EXTRACTED INFORMATION:
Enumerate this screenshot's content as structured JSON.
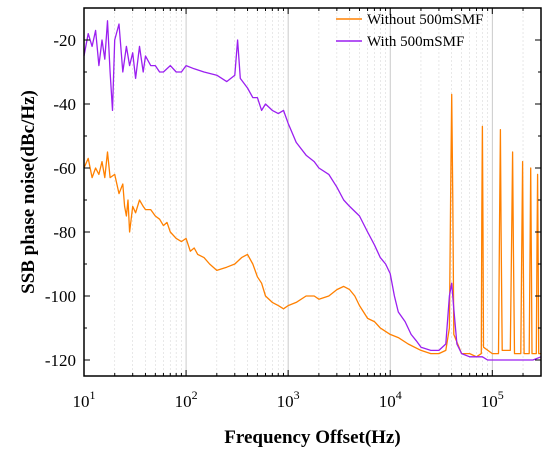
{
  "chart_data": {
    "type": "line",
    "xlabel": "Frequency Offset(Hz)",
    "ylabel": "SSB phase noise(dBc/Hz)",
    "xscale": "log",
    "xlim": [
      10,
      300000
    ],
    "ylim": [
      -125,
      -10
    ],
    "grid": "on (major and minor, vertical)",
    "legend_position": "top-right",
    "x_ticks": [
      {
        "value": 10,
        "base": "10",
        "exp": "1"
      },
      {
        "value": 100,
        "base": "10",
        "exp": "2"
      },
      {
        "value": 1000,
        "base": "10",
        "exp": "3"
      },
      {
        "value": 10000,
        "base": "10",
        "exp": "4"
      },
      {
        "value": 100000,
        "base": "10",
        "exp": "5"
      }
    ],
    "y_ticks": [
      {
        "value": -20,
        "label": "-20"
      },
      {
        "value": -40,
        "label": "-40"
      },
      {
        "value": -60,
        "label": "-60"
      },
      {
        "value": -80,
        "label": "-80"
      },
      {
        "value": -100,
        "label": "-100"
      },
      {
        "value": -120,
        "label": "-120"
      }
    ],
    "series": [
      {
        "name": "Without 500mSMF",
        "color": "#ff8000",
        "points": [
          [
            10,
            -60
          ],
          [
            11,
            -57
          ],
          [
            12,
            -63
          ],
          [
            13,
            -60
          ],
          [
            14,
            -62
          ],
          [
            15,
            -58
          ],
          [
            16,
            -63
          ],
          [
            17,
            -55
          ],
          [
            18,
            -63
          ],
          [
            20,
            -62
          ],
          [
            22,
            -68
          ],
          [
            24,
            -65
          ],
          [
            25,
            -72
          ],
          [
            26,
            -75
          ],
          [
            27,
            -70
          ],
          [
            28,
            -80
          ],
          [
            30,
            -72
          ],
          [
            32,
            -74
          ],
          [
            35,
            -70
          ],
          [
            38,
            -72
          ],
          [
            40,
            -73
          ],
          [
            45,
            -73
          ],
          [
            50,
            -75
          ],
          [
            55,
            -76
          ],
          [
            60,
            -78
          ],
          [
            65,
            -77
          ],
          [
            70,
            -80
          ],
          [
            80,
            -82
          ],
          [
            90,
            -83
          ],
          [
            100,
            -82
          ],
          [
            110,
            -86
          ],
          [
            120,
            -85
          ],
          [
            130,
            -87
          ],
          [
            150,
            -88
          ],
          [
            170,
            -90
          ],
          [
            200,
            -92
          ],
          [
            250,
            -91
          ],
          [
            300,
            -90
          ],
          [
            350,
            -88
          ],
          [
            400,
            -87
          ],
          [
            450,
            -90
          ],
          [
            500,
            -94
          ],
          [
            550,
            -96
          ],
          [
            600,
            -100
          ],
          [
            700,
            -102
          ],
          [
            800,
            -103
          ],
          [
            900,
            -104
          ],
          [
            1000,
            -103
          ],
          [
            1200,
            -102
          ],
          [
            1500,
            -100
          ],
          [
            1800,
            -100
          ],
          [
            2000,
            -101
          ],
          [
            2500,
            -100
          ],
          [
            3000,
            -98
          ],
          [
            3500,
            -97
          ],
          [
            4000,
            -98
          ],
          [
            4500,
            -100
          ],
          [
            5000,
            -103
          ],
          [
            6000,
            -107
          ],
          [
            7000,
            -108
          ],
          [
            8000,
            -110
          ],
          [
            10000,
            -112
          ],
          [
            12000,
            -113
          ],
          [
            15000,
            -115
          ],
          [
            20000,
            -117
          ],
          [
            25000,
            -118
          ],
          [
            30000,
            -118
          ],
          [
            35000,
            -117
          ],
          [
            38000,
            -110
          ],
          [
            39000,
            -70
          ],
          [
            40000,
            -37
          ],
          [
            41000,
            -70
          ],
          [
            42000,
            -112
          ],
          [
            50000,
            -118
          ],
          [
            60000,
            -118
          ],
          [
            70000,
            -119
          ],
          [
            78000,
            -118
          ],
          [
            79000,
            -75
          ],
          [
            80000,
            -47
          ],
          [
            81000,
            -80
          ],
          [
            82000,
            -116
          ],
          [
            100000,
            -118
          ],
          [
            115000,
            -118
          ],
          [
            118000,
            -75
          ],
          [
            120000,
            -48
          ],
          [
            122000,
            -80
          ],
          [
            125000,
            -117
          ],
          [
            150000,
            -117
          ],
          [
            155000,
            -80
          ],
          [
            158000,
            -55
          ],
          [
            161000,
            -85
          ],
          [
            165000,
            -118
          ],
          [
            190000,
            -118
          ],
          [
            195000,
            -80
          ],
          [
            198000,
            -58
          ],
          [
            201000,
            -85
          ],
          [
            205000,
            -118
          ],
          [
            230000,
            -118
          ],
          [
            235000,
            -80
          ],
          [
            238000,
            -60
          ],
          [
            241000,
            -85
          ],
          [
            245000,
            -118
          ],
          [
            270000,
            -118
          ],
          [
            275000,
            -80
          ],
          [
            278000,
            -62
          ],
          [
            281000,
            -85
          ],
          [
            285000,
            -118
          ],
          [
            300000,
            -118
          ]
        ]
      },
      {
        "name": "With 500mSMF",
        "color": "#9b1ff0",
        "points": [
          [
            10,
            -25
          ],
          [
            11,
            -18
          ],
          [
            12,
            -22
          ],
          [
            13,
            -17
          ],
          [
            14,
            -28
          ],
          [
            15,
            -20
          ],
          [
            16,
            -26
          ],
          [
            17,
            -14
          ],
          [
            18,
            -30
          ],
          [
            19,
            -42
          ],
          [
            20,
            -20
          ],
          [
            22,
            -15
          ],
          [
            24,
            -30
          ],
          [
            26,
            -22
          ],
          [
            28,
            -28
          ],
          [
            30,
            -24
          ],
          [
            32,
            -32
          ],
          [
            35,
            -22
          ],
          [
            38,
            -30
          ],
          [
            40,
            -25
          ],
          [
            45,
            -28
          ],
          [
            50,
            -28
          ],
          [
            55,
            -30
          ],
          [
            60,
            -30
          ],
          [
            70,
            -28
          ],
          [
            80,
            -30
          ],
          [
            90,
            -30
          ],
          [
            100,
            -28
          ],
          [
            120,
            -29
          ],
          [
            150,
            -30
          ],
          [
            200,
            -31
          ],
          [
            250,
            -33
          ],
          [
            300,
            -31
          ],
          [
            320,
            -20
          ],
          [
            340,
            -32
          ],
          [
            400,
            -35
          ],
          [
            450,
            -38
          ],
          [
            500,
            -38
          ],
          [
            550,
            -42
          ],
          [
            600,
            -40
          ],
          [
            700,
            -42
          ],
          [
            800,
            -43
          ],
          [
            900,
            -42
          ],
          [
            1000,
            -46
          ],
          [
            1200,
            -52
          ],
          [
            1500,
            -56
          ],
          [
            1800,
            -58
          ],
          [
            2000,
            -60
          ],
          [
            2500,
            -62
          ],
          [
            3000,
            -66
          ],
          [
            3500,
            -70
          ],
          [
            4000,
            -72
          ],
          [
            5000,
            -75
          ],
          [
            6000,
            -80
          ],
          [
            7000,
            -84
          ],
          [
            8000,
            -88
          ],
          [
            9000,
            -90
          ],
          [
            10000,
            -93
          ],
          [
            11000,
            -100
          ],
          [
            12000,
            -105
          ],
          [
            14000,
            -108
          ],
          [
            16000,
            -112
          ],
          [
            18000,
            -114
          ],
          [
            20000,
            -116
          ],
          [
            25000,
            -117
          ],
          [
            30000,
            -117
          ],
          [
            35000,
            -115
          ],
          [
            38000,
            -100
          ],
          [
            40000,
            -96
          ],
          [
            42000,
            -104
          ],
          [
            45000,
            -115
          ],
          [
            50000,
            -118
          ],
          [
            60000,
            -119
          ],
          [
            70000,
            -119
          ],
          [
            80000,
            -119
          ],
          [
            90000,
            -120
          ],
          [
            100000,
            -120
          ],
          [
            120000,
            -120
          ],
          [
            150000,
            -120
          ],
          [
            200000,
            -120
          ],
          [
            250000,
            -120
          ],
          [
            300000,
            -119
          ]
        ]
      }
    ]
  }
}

EXERCISE DIRECTIONS: Find every line that holds "value" and copy it.

SOLUTION TO THE EXERCISE:
        "value": 10,
        "value": 100,
        "value": 1000,
        "value": 10000,
        "value": 100000,
        "value": -20,
        "value": -40,
        "value": -60,
        "value": -80,
        "value": -100,
        "value": -120,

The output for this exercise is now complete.